• [Task statement]: The records below are to be quoted in full; please keep every word exact.

• [Extracted entries]:
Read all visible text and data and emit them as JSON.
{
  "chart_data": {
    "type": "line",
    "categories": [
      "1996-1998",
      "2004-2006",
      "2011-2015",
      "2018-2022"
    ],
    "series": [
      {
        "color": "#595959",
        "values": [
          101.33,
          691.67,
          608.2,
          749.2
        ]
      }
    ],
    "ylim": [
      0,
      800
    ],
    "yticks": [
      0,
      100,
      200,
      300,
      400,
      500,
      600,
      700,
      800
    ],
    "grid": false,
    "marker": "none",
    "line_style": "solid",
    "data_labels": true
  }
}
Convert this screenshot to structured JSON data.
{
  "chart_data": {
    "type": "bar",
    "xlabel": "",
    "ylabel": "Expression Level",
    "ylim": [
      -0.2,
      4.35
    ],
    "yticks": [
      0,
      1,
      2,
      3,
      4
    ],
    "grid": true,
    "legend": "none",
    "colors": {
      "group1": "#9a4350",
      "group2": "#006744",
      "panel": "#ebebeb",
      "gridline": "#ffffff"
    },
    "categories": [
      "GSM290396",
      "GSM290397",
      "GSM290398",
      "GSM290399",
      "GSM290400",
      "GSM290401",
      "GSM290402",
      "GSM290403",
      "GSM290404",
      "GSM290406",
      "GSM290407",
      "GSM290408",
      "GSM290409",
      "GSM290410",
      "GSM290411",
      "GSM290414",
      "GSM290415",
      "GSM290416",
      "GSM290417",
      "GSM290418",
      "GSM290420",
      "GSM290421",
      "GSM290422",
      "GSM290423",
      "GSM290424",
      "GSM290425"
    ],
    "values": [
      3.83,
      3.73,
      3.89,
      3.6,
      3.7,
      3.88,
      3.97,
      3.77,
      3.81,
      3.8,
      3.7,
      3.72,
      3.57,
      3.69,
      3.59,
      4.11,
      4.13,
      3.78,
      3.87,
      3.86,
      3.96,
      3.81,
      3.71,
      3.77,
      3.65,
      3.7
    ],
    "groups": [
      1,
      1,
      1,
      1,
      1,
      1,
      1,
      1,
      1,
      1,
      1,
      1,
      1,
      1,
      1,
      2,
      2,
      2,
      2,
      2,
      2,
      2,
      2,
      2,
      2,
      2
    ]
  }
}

• [Exercise output]:
Read all visible text and data and emit them as JSON.
{
  "chart_data": {
    "type": "line",
    "categories": [
      "1996-1998",
      "2004-2006",
      "2011-2015",
      "2018-2022"
    ],
    "series": [
      {
        "color": "#595959",
        "values": [
          101.33,
          691.67,
          608.2,
          749.2
        ]
      }
    ],
    "ylim": [
      0,
      800
    ],
    "yticks": [
      0,
      100,
      200,
      300,
      400,
      500,
      600,
      700,
      800
    ],
    "grid": false,
    "marker": "none",
    "line_style": "solid",
    "data_labels": true
  }
}
Convert this screenshot to structured JSON data.
{
  "chart_data": {
    "type": "bar",
    "xlabel": "",
    "ylabel": "Expression Level",
    "ylim": [
      -0.2,
      4.35
    ],
    "yticks": [
      0,
      1,
      2,
      3,
      4
    ],
    "grid": true,
    "legend": "none",
    "colors": {
      "group1": "#9a4350",
      "group2": "#006744",
      "panel": "#ebebeb",
      "gridline": "#ffffff"
    },
    "categories": [
      "GSM290396",
      "GSM290397",
      "GSM290398",
      "GSM290399",
      "GSM290400",
      "GSM290401",
      "GSM290402",
      "GSM290403",
      "GSM290404",
      "GSM290406",
      "GSM290407",
      "GSM290408",
      "GSM290409",
      "GSM290410",
      "GSM290411",
      "GSM290414",
      "GSM290415",
      "GSM290416",
      "GSM290417",
      "GSM290418",
      "GSM290420",
      "GSM290421",
      "GSM290422",
      "GSM290423",
      "GSM290424",
      "GSM290425"
    ],
    "values": [
      3.83,
      3.73,
      3.89,
      3.6,
      3.7,
      3.88,
      3.97,
      3.77,
      3.81,
      3.8,
      3.7,
      3.72,
      3.57,
      3.69,
      3.59,
      4.11,
      4.13,
      3.78,
      3.87,
      3.86,
      3.96,
      3.81,
      3.71,
      3.77,
      3.65,
      3.7
    ],
    "groups": [
      1,
      1,
      1,
      1,
      1,
      1,
      1,
      1,
      1,
      1,
      1,
      1,
      1,
      1,
      1,
      2,
      2,
      2,
      2,
      2,
      2,
      2,
      2,
      2,
      2,
      2
    ]
  }
}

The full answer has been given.